The data below should be printed in full, exactly, and without any of its images.

──────── Data

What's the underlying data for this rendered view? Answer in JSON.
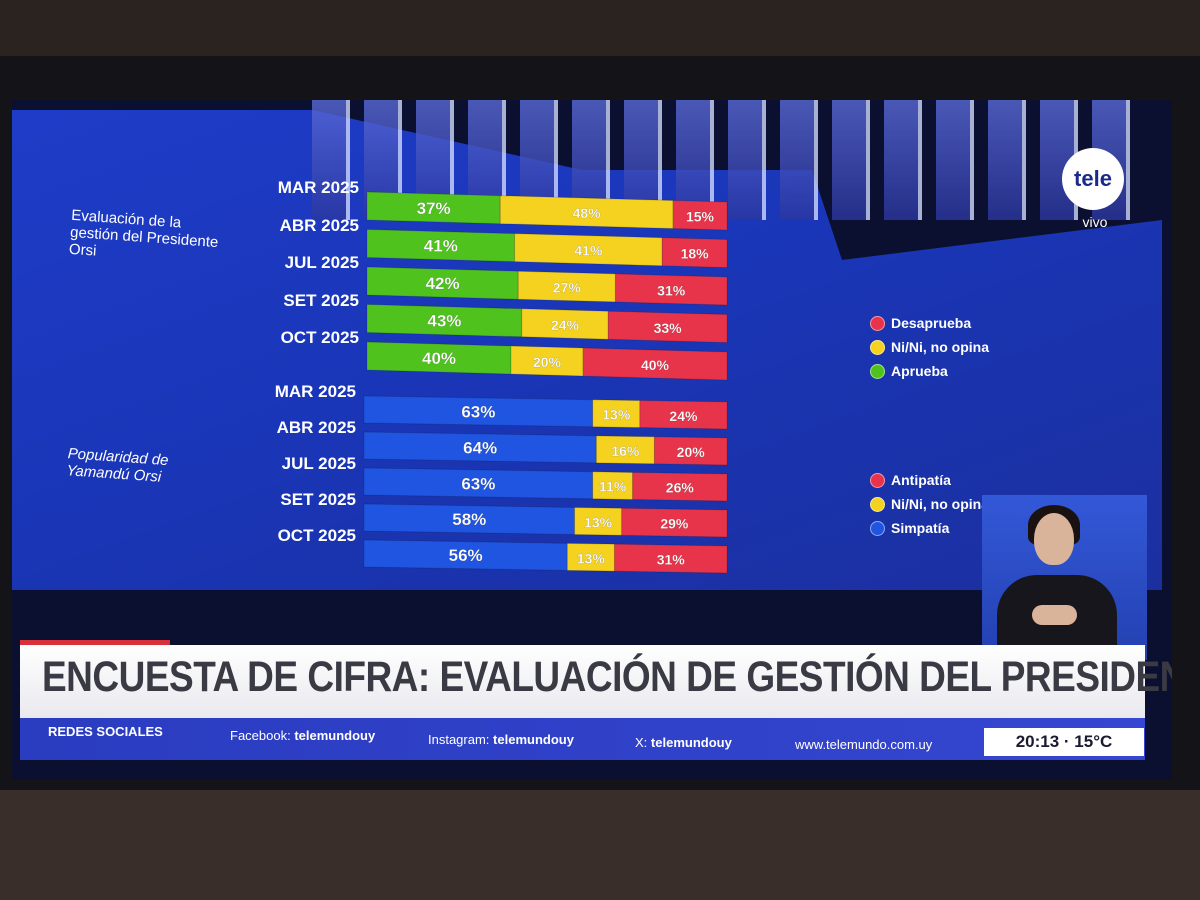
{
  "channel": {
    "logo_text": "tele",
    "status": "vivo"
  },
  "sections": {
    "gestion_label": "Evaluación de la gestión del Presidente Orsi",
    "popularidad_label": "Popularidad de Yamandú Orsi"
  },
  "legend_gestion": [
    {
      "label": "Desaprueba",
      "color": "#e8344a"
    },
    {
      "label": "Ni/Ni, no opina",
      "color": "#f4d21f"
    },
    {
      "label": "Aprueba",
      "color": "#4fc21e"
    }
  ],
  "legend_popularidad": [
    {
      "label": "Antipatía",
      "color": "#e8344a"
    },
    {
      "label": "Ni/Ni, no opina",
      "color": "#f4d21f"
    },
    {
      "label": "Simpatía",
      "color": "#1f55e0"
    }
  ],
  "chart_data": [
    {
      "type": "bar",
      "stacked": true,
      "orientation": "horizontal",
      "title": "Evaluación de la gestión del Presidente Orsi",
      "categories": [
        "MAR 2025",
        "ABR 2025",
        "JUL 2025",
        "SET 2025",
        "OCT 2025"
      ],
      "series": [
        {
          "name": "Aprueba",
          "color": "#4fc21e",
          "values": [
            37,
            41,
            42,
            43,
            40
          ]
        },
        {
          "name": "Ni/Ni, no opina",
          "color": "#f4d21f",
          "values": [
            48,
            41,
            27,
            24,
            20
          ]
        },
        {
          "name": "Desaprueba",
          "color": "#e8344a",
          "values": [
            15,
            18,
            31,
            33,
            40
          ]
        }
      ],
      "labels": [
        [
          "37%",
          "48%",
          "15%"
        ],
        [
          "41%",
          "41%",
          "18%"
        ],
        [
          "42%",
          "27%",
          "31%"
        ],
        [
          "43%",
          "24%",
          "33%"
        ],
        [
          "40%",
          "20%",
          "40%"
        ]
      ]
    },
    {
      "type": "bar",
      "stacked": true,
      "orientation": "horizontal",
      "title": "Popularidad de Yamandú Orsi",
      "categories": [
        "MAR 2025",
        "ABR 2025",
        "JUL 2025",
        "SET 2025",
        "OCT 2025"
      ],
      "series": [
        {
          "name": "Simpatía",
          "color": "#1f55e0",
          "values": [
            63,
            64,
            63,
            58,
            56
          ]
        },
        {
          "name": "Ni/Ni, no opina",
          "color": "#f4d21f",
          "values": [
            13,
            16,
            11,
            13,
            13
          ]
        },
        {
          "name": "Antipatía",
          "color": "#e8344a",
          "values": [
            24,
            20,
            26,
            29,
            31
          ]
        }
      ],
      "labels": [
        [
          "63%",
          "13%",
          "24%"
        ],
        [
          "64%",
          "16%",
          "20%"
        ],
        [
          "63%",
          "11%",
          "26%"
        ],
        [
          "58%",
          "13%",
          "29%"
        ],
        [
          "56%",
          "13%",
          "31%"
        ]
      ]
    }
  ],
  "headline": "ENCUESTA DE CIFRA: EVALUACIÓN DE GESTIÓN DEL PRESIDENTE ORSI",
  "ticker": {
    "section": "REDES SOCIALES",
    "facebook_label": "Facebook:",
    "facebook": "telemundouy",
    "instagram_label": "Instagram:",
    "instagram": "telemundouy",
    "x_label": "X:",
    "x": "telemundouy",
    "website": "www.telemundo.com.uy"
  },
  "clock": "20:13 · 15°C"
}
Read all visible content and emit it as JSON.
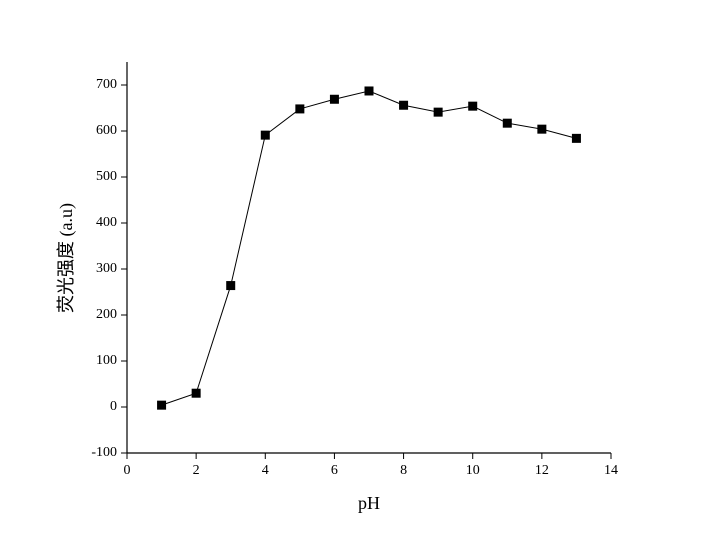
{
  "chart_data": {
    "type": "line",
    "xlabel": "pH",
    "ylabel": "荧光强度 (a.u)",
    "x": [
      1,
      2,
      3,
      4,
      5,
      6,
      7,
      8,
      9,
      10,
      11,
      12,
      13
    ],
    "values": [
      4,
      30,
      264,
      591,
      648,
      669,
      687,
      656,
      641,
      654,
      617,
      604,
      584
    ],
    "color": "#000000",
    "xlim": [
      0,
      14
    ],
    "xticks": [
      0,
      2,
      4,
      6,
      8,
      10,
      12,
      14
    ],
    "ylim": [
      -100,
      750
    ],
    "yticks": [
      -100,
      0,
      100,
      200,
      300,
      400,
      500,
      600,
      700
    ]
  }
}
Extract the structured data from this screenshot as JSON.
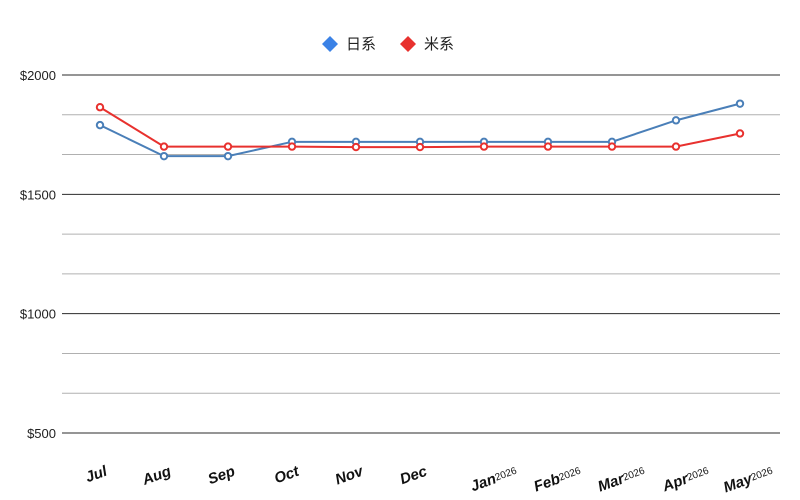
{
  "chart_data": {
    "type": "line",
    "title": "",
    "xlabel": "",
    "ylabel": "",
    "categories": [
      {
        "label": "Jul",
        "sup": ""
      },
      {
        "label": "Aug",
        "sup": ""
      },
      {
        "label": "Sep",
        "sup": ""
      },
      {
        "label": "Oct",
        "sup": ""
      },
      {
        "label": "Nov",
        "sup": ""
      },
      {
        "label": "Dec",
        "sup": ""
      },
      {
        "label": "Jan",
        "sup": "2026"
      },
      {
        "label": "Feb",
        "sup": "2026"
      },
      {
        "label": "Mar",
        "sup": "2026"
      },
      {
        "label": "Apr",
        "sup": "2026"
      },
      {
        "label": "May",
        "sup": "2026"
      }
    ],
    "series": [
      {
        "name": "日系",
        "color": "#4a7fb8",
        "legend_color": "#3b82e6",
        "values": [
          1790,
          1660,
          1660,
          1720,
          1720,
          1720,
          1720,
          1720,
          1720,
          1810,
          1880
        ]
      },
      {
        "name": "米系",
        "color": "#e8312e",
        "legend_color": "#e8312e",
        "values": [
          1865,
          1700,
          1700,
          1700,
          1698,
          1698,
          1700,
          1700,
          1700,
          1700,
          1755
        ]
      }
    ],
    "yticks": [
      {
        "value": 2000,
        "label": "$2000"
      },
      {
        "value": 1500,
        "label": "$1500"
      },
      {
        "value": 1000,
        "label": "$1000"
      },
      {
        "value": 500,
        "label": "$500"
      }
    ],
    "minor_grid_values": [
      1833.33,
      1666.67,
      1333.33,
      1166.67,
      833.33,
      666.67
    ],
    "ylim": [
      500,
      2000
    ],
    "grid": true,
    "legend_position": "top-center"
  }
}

────────────────

Exercise result =>
What's the underlying data for this rendered view? Answer in JSON.
{
  "channel": {
    "logo_text": "tele",
    "status": "vivo"
  },
  "sections": {
    "gestion_label": "Evaluación de la gestión del Presidente Orsi",
    "popularidad_label": "Popularidad de Yamandú Orsi"
  },
  "legend_gestion": [
    {
      "label": "Desaprueba",
      "color": "#e8344a"
    },
    {
      "label": "Ni/Ni, no opina",
      "color": "#f4d21f"
    },
    {
      "label": "Aprueba",
      "color": "#4fc21e"
    }
  ],
  "legend_popularidad": [
    {
      "label": "Antipatía",
      "color": "#e8344a"
    },
    {
      "label": "Ni/Ni, no opina",
      "color": "#f4d21f"
    },
    {
      "label": "Simpatía",
      "color": "#1f55e0"
    }
  ],
  "chart_data": [
    {
      "type": "bar",
      "stacked": true,
      "orientation": "horizontal",
      "title": "Evaluación de la gestión del Presidente Orsi",
      "categories": [
        "MAR 2025",
        "ABR 2025",
        "JUL 2025",
        "SET 2025",
        "OCT 2025"
      ],
      "series": [
        {
          "name": "Aprueba",
          "color": "#4fc21e",
          "values": [
            37,
            41,
            42,
            43,
            40
          ]
        },
        {
          "name": "Ni/Ni, no opina",
          "color": "#f4d21f",
          "values": [
            48,
            41,
            27,
            24,
            20
          ]
        },
        {
          "name": "Desaprueba",
          "color": "#e8344a",
          "values": [
            15,
            18,
            31,
            33,
            40
          ]
        }
      ],
      "labels": [
        [
          "37%",
          "48%",
          "15%"
        ],
        [
          "41%",
          "41%",
          "18%"
        ],
        [
          "42%",
          "27%",
          "31%"
        ],
        [
          "43%",
          "24%",
          "33%"
        ],
        [
          "40%",
          "20%",
          "40%"
        ]
      ]
    },
    {
      "type": "bar",
      "stacked": true,
      "orientation": "horizontal",
      "title": "Popularidad de Yamandú Orsi",
      "categories": [
        "MAR 2025",
        "ABR 2025",
        "JUL 2025",
        "SET 2025",
        "OCT 2025"
      ],
      "series": [
        {
          "name": "Simpatía",
          "color": "#1f55e0",
          "values": [
            63,
            64,
            63,
            58,
            56
          ]
        },
        {
          "name": "Ni/Ni, no opina",
          "color": "#f4d21f",
          "values": [
            13,
            16,
            11,
            13,
            13
          ]
        },
        {
          "name": "Antipatía",
          "color": "#e8344a",
          "values": [
            24,
            20,
            26,
            29,
            31
          ]
        }
      ],
      "labels": [
        [
          "63%",
          "13%",
          "24%"
        ],
        [
          "64%",
          "16%",
          "20%"
        ],
        [
          "63%",
          "11%",
          "26%"
        ],
        [
          "58%",
          "13%",
          "29%"
        ],
        [
          "56%",
          "13%",
          "31%"
        ]
      ]
    }
  ],
  "headline": "ENCUESTA DE CIFRA: EVALUACIÓN DE GESTIÓN DEL PRESIDENTE ORSI",
  "ticker": {
    "section": "REDES SOCIALES",
    "facebook_label": "Facebook:",
    "facebook": "telemundouy",
    "instagram_label": "Instagram:",
    "instagram": "telemundouy",
    "x_label": "X:",
    "x": "telemundouy",
    "website": "www.telemundo.com.uy"
  },
  "clock": "20:13 · 15°C"
}
Read all visible content and emit it as JSON.
{
  "chart_data": {
    "type": "line",
    "xlabel": "pH",
    "ylabel": "荧光强度 (a.u)",
    "x": [
      1,
      2,
      3,
      4,
      5,
      6,
      7,
      8,
      9,
      10,
      11,
      12,
      13
    ],
    "values": [
      4,
      30,
      264,
      591,
      648,
      669,
      687,
      656,
      641,
      654,
      617,
      604,
      584
    ],
    "color": "#000000",
    "xlim": [
      0,
      14
    ],
    "xticks": [
      0,
      2,
      4,
      6,
      8,
      10,
      12,
      14
    ],
    "ylim": [
      -100,
      750
    ],
    "yticks": [
      -100,
      0,
      100,
      200,
      300,
      400,
      500,
      600,
      700
    ]
  }
}
Extract the structured data from this screenshot as JSON.
{
  "chart_data": {
    "type": "line",
    "title": "",
    "xlabel": "",
    "ylabel": "",
    "categories": [
      {
        "label": "Jul",
        "sup": ""
      },
      {
        "label": "Aug",
        "sup": ""
      },
      {
        "label": "Sep",
        "sup": ""
      },
      {
        "label": "Oct",
        "sup": ""
      },
      {
        "label": "Nov",
        "sup": ""
      },
      {
        "label": "Dec",
        "sup": ""
      },
      {
        "label": "Jan",
        "sup": "2026"
      },
      {
        "label": "Feb",
        "sup": "2026"
      },
      {
        "label": "Mar",
        "sup": "2026"
      },
      {
        "label": "Apr",
        "sup": "2026"
      },
      {
        "label": "May",
        "sup": "2026"
      }
    ],
    "series": [
      {
        "name": "日系",
        "color": "#4a7fb8",
        "legend_color": "#3b82e6",
        "values": [
          1790,
          1660,
          1660,
          1720,
          1720,
          1720,
          1720,
          1720,
          1720,
          1810,
          1880
        ]
      },
      {
        "name": "米系",
        "color": "#e8312e",
        "legend_color": "#e8312e",
        "values": [
          1865,
          1700,
          1700,
          1700,
          1698,
          1698,
          1700,
          1700,
          1700,
          1700,
          1755
        ]
      }
    ],
    "yticks": [
      {
        "value": 2000,
        "label": "$2000"
      },
      {
        "value": 1500,
        "label": "$1500"
      },
      {
        "value": 1000,
        "label": "$1000"
      },
      {
        "value": 500,
        "label": "$500"
      }
    ],
    "minor_grid_values": [
      1833.33,
      1666.67,
      1333.33,
      1166.67,
      833.33,
      666.67
    ],
    "ylim": [
      500,
      2000
    ],
    "grid": true,
    "legend_position": "top-center"
  }
}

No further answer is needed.